* Exercise
Give back the full listing, character for character, with no pictures.

* Task material

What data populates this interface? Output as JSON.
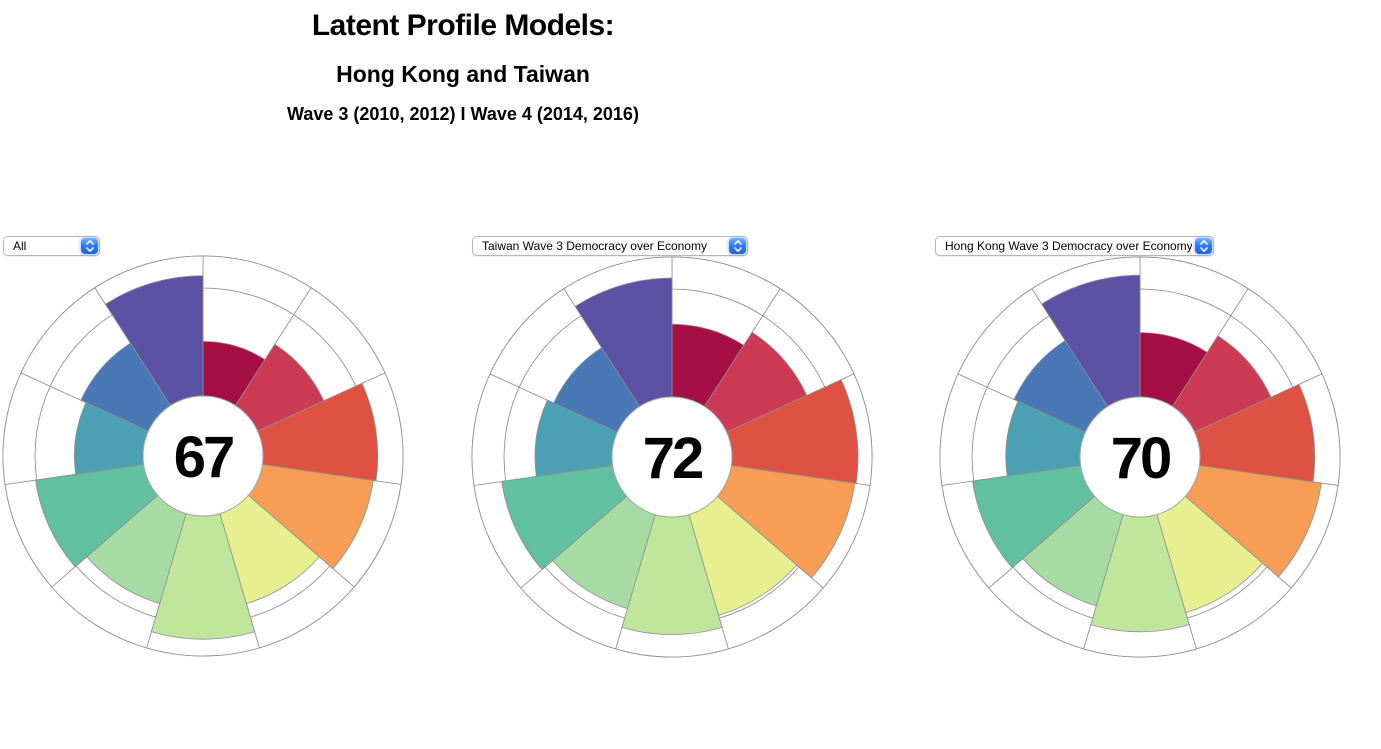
{
  "header": {
    "title": "Latent Profile Models:",
    "subtitle": "Hong Kong and Taiwan",
    "wave_line": "Wave 3 (2010, 2012) I Wave 4 (2014, 2016)"
  },
  "palette": [
    "#a50f45",
    "#cd3a54",
    "#df5142",
    "#f89d55",
    "#e7ef8e",
    "#c0e69c",
    "#a6dba3",
    "#60c0a0",
    "#4ba0b4",
    "#4878b5",
    "#5c52a5"
  ],
  "chart_style": {
    "outline_color": "#8f8f8f",
    "background": "#ffffff",
    "score_color": "#000000"
  },
  "chart_data": [
    {
      "type": "pie",
      "subtype": "aster-polar-area",
      "selected_filter": "All",
      "center_score": 67,
      "scale_min": 0,
      "scale_max": 100,
      "values": [
        39,
        52,
        82,
        80,
        67,
        88,
        67,
        78,
        49,
        53,
        86
      ]
    },
    {
      "type": "pie",
      "subtype": "aster-polar-area",
      "selected_filter": "Taiwan Wave 3 Democracy over Economy",
      "center_score": 72,
      "scale_min": 0,
      "scale_max": 100,
      "values": [
        52,
        63,
        90,
        89,
        75,
        84,
        70,
        80,
        55,
        50,
        85
      ]
    },
    {
      "type": "pie",
      "subtype": "aster-polar-area",
      "selected_filter": "Hong Kong Wave 3 Democracy over Economy",
      "center_score": 70,
      "scale_min": 0,
      "scale_max": 100,
      "values": [
        46,
        60,
        82,
        88,
        73,
        82,
        68,
        78,
        53,
        56,
        87
      ]
    }
  ]
}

* Task solution
What data populates this interface? Output as JSON.
{
  "header": {
    "title": "Latent Profile Models:",
    "subtitle": "Hong Kong and Taiwan",
    "wave_line": "Wave 3 (2010, 2012) I Wave 4 (2014, 2016)"
  },
  "palette": [
    "#a50f45",
    "#cd3a54",
    "#df5142",
    "#f89d55",
    "#e7ef8e",
    "#c0e69c",
    "#a6dba3",
    "#60c0a0",
    "#4ba0b4",
    "#4878b5",
    "#5c52a5"
  ],
  "chart_style": {
    "outline_color": "#8f8f8f",
    "background": "#ffffff",
    "score_color": "#000000"
  },
  "chart_data": [
    {
      "type": "pie",
      "subtype": "aster-polar-area",
      "selected_filter": "All",
      "center_score": 67,
      "scale_min": 0,
      "scale_max": 100,
      "values": [
        39,
        52,
        82,
        80,
        67,
        88,
        67,
        78,
        49,
        53,
        86
      ]
    },
    {
      "type": "pie",
      "subtype": "aster-polar-area",
      "selected_filter": "Taiwan Wave 3 Democracy over Economy",
      "center_score": 72,
      "scale_min": 0,
      "scale_max": 100,
      "values": [
        52,
        63,
        90,
        89,
        75,
        84,
        70,
        80,
        55,
        50,
        85
      ]
    },
    {
      "type": "pie",
      "subtype": "aster-polar-area",
      "selected_filter": "Hong Kong Wave 3 Democracy over Economy",
      "center_score": 70,
      "scale_min": 0,
      "scale_max": 100,
      "values": [
        46,
        60,
        82,
        88,
        73,
        82,
        68,
        78,
        53,
        56,
        87
      ]
    }
  ]
}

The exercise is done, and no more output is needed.